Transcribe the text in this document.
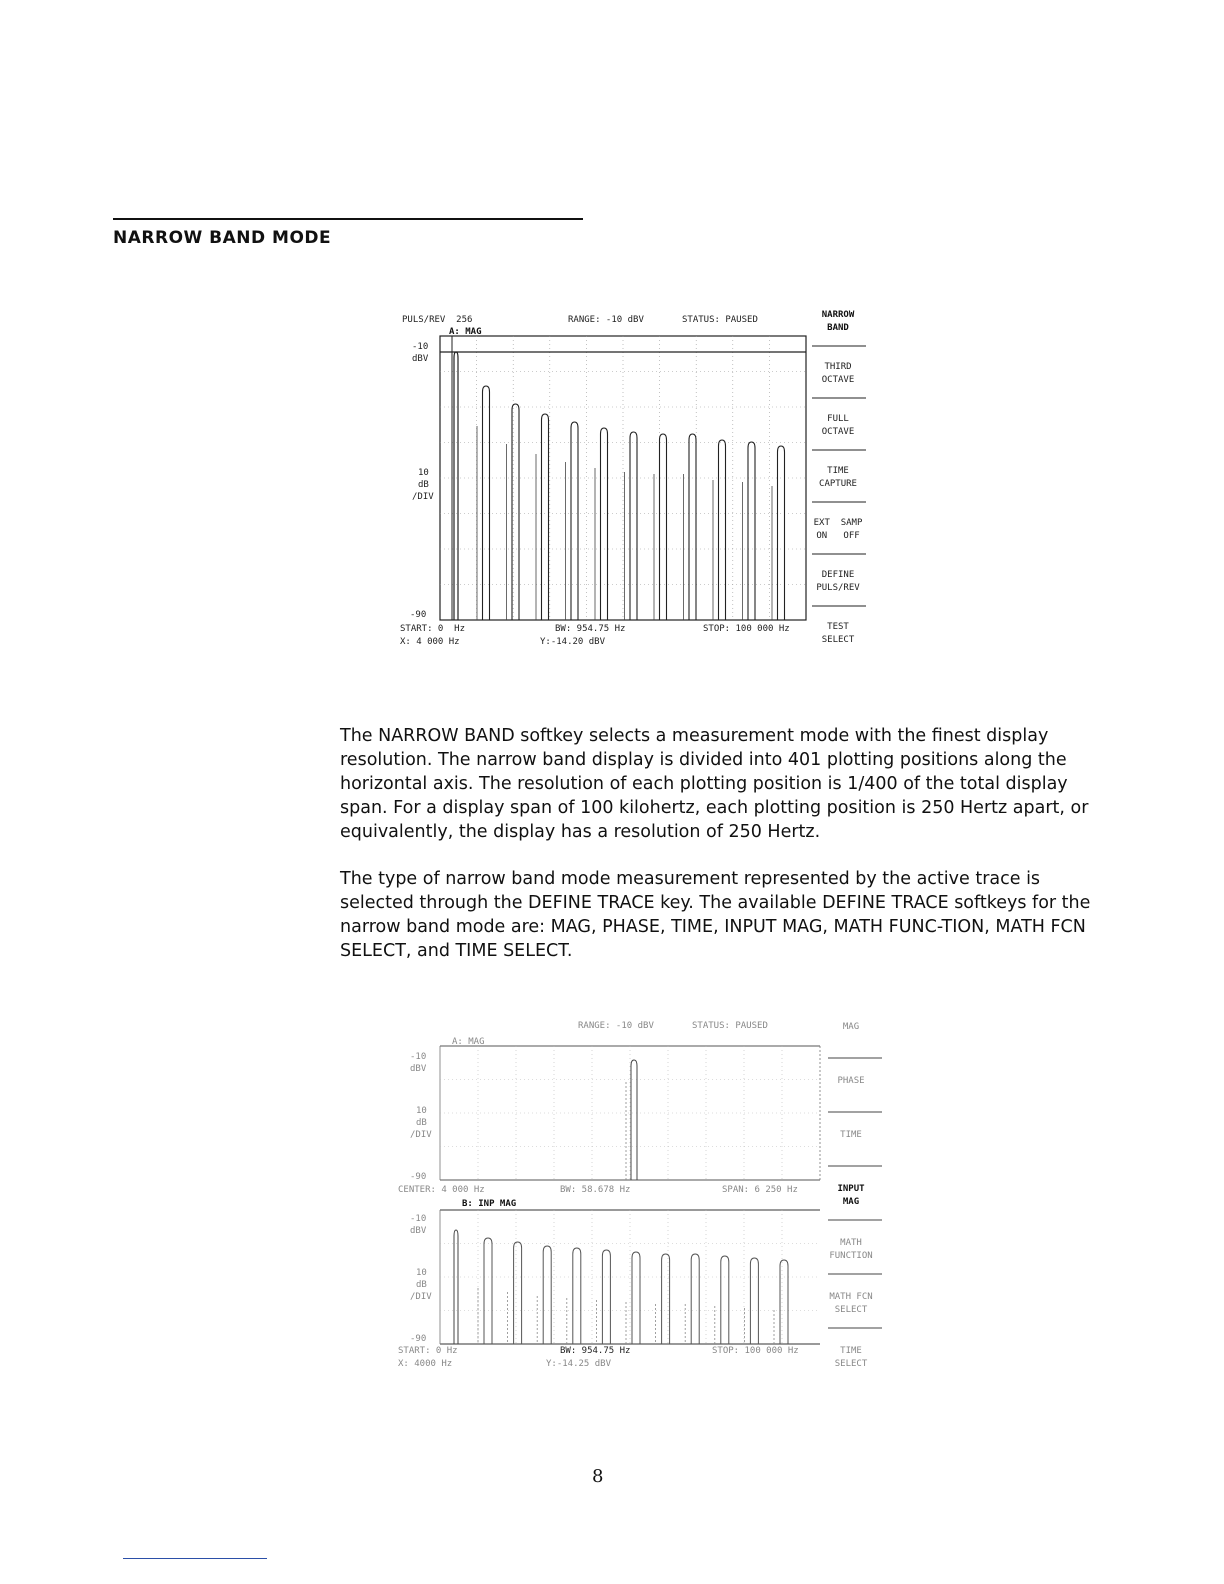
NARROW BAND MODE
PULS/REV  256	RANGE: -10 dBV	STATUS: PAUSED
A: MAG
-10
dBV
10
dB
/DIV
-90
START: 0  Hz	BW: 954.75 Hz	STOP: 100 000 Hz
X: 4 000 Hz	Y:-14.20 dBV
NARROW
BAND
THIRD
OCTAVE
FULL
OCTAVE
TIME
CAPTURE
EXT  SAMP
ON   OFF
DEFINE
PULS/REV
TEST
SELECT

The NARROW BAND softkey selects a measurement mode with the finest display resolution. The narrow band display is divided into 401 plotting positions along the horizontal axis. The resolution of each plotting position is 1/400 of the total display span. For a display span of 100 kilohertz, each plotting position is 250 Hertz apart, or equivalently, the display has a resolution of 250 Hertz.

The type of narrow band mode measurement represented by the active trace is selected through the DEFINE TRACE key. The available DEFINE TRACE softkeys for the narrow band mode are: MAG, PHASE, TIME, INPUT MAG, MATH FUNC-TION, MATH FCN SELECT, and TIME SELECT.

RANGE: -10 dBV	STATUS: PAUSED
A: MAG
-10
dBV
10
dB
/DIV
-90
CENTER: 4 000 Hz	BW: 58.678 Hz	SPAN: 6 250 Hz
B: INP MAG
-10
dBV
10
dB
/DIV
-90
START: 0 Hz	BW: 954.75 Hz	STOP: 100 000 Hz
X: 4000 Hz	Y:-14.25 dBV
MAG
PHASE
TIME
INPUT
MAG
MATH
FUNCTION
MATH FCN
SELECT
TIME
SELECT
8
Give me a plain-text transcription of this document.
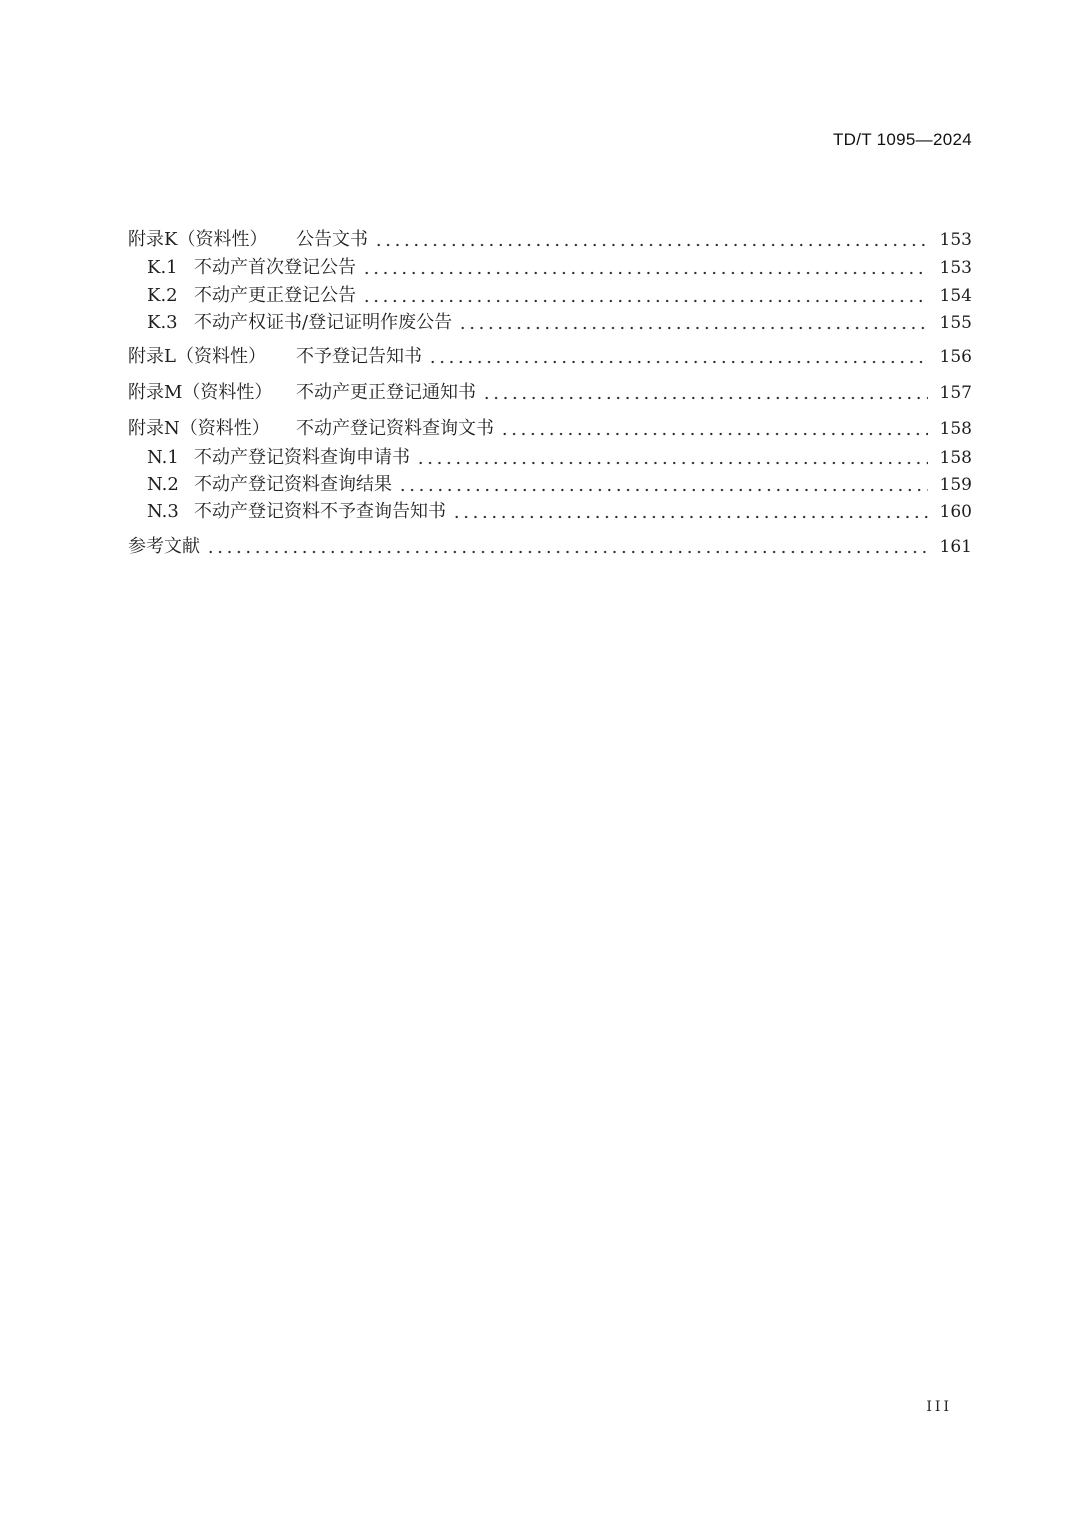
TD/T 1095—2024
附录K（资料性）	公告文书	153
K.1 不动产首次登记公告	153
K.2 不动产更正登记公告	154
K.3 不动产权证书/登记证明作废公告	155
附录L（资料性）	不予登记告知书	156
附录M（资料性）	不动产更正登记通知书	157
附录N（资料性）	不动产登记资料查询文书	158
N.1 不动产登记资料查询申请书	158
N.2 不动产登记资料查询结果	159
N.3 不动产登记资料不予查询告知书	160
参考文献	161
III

========================================

> _What is asked_
Identify every line where the string "DEFINE" appears.

> _Written reply_
DEFINE
The type of narrow band mode measurement represented by the active trace is selected through the DEFINE TRACE key. The available DEFINE TRACE softkeys for the narrow band mode are: MAG, PHASE, TIME, INPUT MAG, MATH FUNC-TION, MATH FCN SELECT, and TIME SELECT.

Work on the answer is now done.